Task goal -
Gather every line from the entries below that includes "cities".

--------

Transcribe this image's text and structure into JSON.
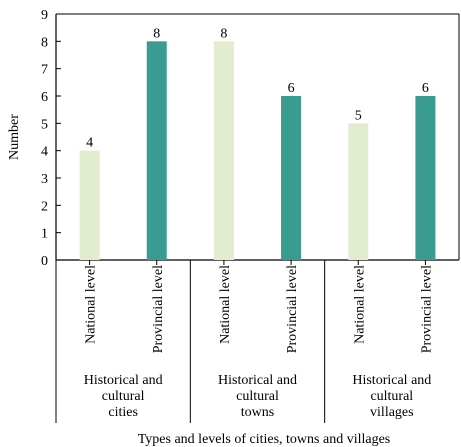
{
  "chart_data": {
    "type": "bar",
    "xlabel": "Types and levels of cities, towns and villages",
    "ylabel": "Number",
    "ylim": [
      0,
      9
    ],
    "yticks": [
      0,
      1,
      2,
      3,
      4,
      5,
      6,
      7,
      8,
      9
    ],
    "grid": false,
    "groups": [
      {
        "label": [
          "Historical and",
          "cultural",
          "cities"
        ],
        "bars": [
          {
            "category": "National level",
            "value": 4
          },
          {
            "category": "Provincial level",
            "value": 8
          }
        ]
      },
      {
        "label": [
          "Historical and",
          "cultural",
          "towns"
        ],
        "bars": [
          {
            "category": "National level",
            "value": 8
          },
          {
            "category": "Provincial level",
            "value": 6
          }
        ]
      },
      {
        "label": [
          "Historical and",
          "cultural",
          "villages"
        ],
        "bars": [
          {
            "category": "National level",
            "value": 5
          },
          {
            "category": "Provincial level",
            "value": 6
          }
        ]
      }
    ],
    "colors": {
      "National level": "#e2edcf",
      "Provincial level": "#3a9b91"
    }
  }
}
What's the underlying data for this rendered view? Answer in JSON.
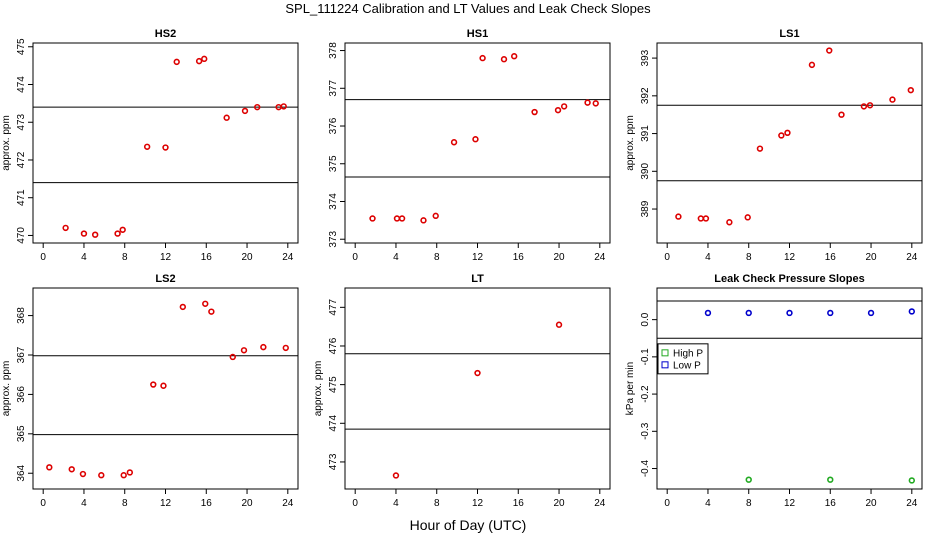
{
  "title": "SPL_111224  Calibration and LT Values and Leak Check Slopes",
  "x_axis_title": "Hour of Day (UTC)",
  "colors": {
    "cal": "#dd0000",
    "high": "#22aa22",
    "low": "#0000cc",
    "line": "#000000"
  },
  "chart_data": [
    {
      "type": "scatter",
      "title": "HS2",
      "ylabel": "approx. ppm",
      "xlim": [
        -1,
        25
      ],
      "ylim": [
        469.8,
        475.1
      ],
      "xticks": [
        0,
        4,
        8,
        12,
        16,
        20,
        24
      ],
      "yticks": [
        470,
        471,
        472,
        473,
        474,
        475
      ],
      "hlines": [
        471.4,
        473.4
      ],
      "series": [
        {
          "name": "circle",
          "marker": "circle",
          "color": "cal",
          "x": [
            2.2,
            4,
            5.1,
            7.3,
            7.8,
            10.2,
            12,
            13.1,
            15.3,
            15.8,
            18,
            19.8,
            21,
            23.1,
            23.6
          ],
          "y": [
            470.2,
            470.05,
            470.02,
            470.05,
            470.15,
            472.35,
            472.33,
            474.6,
            474.62,
            474.68,
            473.12,
            473.3,
            473.4,
            473.4,
            473.42
          ]
        }
      ]
    },
    {
      "type": "scatter",
      "title": "HS1",
      "ylabel": "",
      "xlim": [
        -1,
        25
      ],
      "ylim": [
        372.9,
        378.2
      ],
      "xticks": [
        0,
        4,
        8,
        12,
        16,
        20,
        24
      ],
      "yticks": [
        373,
        374,
        375,
        376,
        377,
        378
      ],
      "hlines": [
        374.65,
        376.7
      ],
      "series": [
        {
          "name": "circle",
          "marker": "circle",
          "color": "cal",
          "x": [
            1.7,
            4.1,
            4.6,
            6.7,
            7.9,
            9.7,
            11.8,
            12.5,
            14.6,
            15.6,
            17.6,
            19.9,
            20.5,
            22.8,
            23.6
          ],
          "y": [
            373.55,
            373.55,
            373.55,
            373.5,
            373.62,
            375.57,
            375.65,
            377.8,
            377.77,
            377.85,
            376.37,
            376.42,
            376.52,
            376.62,
            376.6
          ]
        }
      ]
    },
    {
      "type": "scatter",
      "title": "LS1",
      "ylabel": "approx. ppm",
      "xlim": [
        -1,
        25
      ],
      "ylim": [
        388.1,
        393.4
      ],
      "xticks": [
        0,
        4,
        8,
        12,
        16,
        20,
        24
      ],
      "yticks": [
        389,
        390,
        391,
        392,
        393
      ],
      "hlines": [
        389.75,
        391.75
      ],
      "series": [
        {
          "name": "circle",
          "marker": "circle",
          "color": "cal",
          "x": [
            1.1,
            3.3,
            3.8,
            6.1,
            7.9,
            9.1,
            11.2,
            11.8,
            14.2,
            15.9,
            17.1,
            19.3,
            19.9,
            22.1,
            23.9
          ],
          "y": [
            388.8,
            388.75,
            388.75,
            388.65,
            388.78,
            390.6,
            390.95,
            391.02,
            392.82,
            393.2,
            391.5,
            391.72,
            391.75,
            391.9,
            392.15
          ]
        }
      ]
    },
    {
      "type": "scatter",
      "title": "LS2",
      "ylabel": "approx. ppm",
      "xlim": [
        -1,
        25
      ],
      "ylim": [
        363.6,
        368.7
      ],
      "xticks": [
        0,
        4,
        8,
        12,
        16,
        20,
        24
      ],
      "yticks": [
        364,
        365,
        366,
        367,
        368
      ],
      "hlines": [
        364.98,
        366.98
      ],
      "series": [
        {
          "name": "circle",
          "marker": "circle",
          "color": "cal",
          "x": [
            0.6,
            2.8,
            3.9,
            5.7,
            7.9,
            8.5,
            10.8,
            11.8,
            13.7,
            15.9,
            16.5,
            18.6,
            19.7,
            21.6,
            23.8
          ],
          "y": [
            364.15,
            364.1,
            363.98,
            363.95,
            363.95,
            364.02,
            366.25,
            366.22,
            368.22,
            368.3,
            368.1,
            366.95,
            367.12,
            367.2,
            367.18
          ]
        }
      ]
    },
    {
      "type": "scatter",
      "title": "LT",
      "ylabel": "approx. ppm",
      "xlim": [
        -1,
        25
      ],
      "ylim": [
        472.3,
        477.5
      ],
      "xticks": [
        0,
        4,
        8,
        12,
        16,
        20,
        24
      ],
      "yticks": [
        473,
        474,
        475,
        476,
        477
      ],
      "hlines": [
        473.85,
        475.8
      ],
      "series": [
        {
          "name": "circle",
          "marker": "circle",
          "color": "cal",
          "x": [
            4,
            12,
            20
          ],
          "y": [
            472.65,
            475.3,
            476.55
          ]
        }
      ]
    },
    {
      "type": "scatter",
      "title": "Leak Check Pressure Slopes",
      "ylabel": "kPa per min",
      "xlim": [
        -1,
        25
      ],
      "ylim": [
        -0.455,
        0.085
      ],
      "xticks": [
        0,
        4,
        8,
        12,
        16,
        20,
        24
      ],
      "yticks": [
        0.0,
        -0.1,
        -0.2,
        -0.3,
        -0.4
      ],
      "ytick_labels": [
        "0.0",
        "-0.1",
        "-0.2",
        "-0.3",
        "-0.4"
      ],
      "hlines": [
        0.05,
        -0.05
      ],
      "legend": {
        "position": "top-left",
        "entries": [
          "High P",
          "Low P"
        ]
      },
      "series": [
        {
          "name": "High P",
          "marker": "circle",
          "color": "high",
          "x": [
            8,
            16,
            24
          ],
          "y": [
            -0.43,
            -0.43,
            -0.432
          ]
        },
        {
          "name": "Low P",
          "marker": "circle",
          "color": "low",
          "x": [
            4,
            8,
            12,
            16,
            20,
            24
          ],
          "y": [
            0.018,
            0.018,
            0.018,
            0.018,
            0.018,
            0.022
          ]
        }
      ]
    }
  ]
}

--------

Task result -
    "xlabel": "Types and levels of cities, towns and villages",
          "cities"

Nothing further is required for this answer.